Set exercise: Could you update the lines starting at the one containing "enumerate the UI" and ending at the one containing "file-metadata: 158 MB" by changing "bounding boxes" to "coordinates" and keeping everything else as it is? Give back only those lines, and leave the pictures out.

Task input:
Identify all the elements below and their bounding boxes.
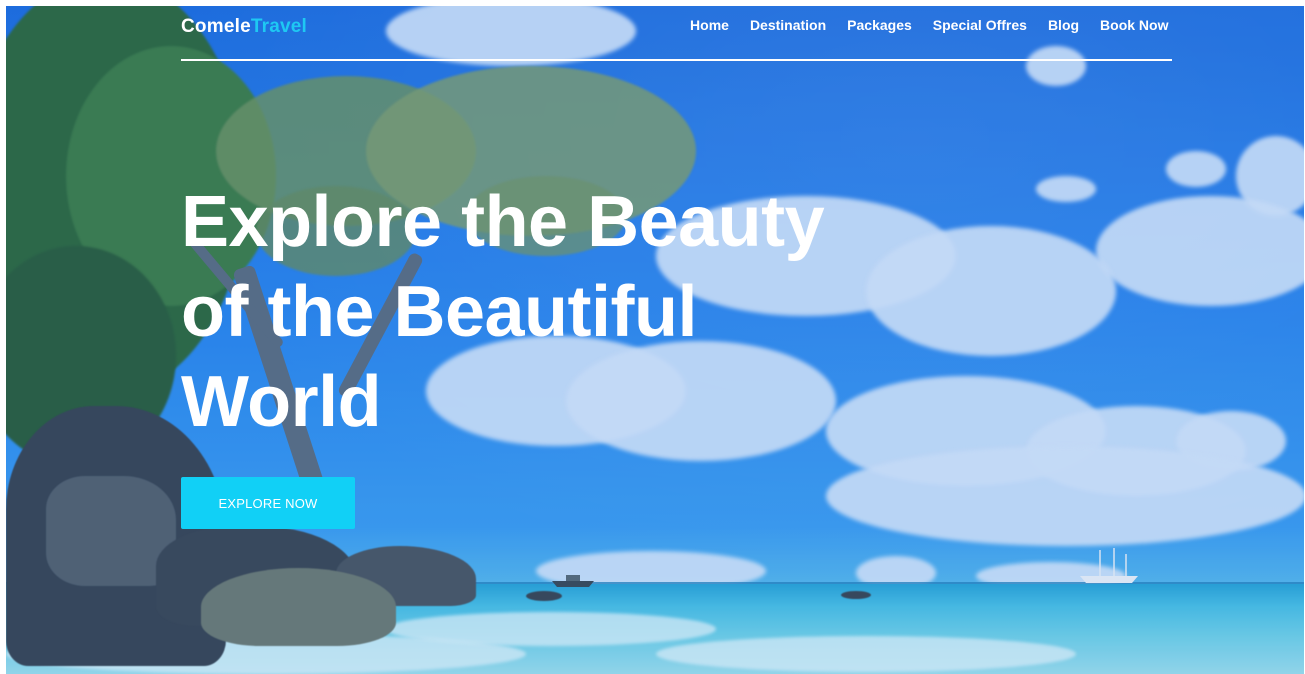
nav-item-packages[interactable]: Packages [837, 15, 923, 35]
brand-logo[interactable]: ComeleTravel [181, 16, 307, 38]
nav-item-home[interactable]: Home [680, 15, 740, 35]
brand-name-main: Comele [181, 16, 251, 37]
nav-item-destination[interactable]: Destination [739, 15, 836, 35]
headline-line-1: Explore the Beauty [181, 182, 825, 262]
nav-divider [181, 59, 1172, 61]
headline-line-2: of the Beautiful [181, 272, 697, 352]
explore-now-button[interactable]: EXPLORE NOW [181, 477, 355, 529]
hero-headline: Explore the Beauty of the Beautiful Worl… [181, 177, 941, 447]
main-nav: Home Destination Packages Special Offres… [680, 15, 1179, 35]
brand-name-accent: Travel [250, 16, 307, 37]
nav-item-blog[interactable]: Blog [1037, 15, 1089, 35]
nav-item-book-now[interactable]: Book Now [1090, 15, 1179, 35]
nav-item-special-offres[interactable]: Special Offres [922, 15, 1037, 35]
headline-line-3: World [181, 362, 382, 442]
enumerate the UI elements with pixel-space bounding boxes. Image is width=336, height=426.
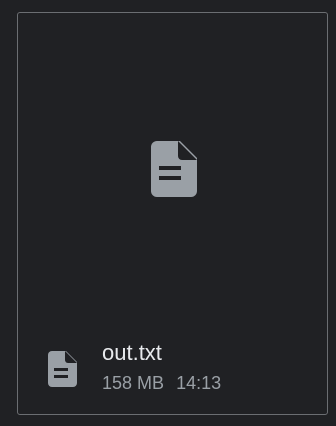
file-name: out.txt — [102, 340, 162, 365]
file-size: 158 MB — [102, 373, 165, 393]
text-file-icon — [151, 141, 197, 197]
file-metadata: 158 MB 14:13 — [102, 372, 221, 394]
file-card-footer: out.txt 158 MB 14:13 — [18, 328, 327, 414]
file-time: 14:13 — [176, 373, 222, 393]
file-card[interactable]: out.txt 158 MB 14:13 — [17, 12, 328, 415]
text-file-icon — [48, 351, 77, 387]
file-grid: out.txt 158 MB 14:13 — [0, 0, 336, 426]
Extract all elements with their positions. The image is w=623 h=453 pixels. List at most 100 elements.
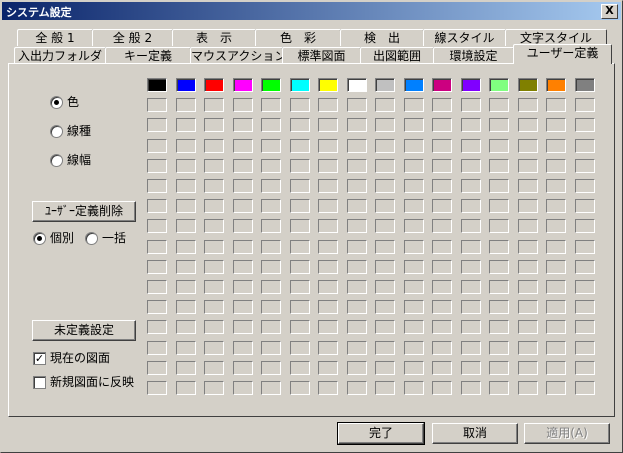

Result for this exercise:
enumerate the UI elements with pixel-space coordinates. Image is width=336, height=426.
file-name: out.txt — [102, 340, 162, 365]
file-size: 158 MB — [102, 373, 165, 393]
text-file-icon — [151, 141, 197, 197]
file-metadata: 158 MB 14:13 — [102, 372, 221, 394]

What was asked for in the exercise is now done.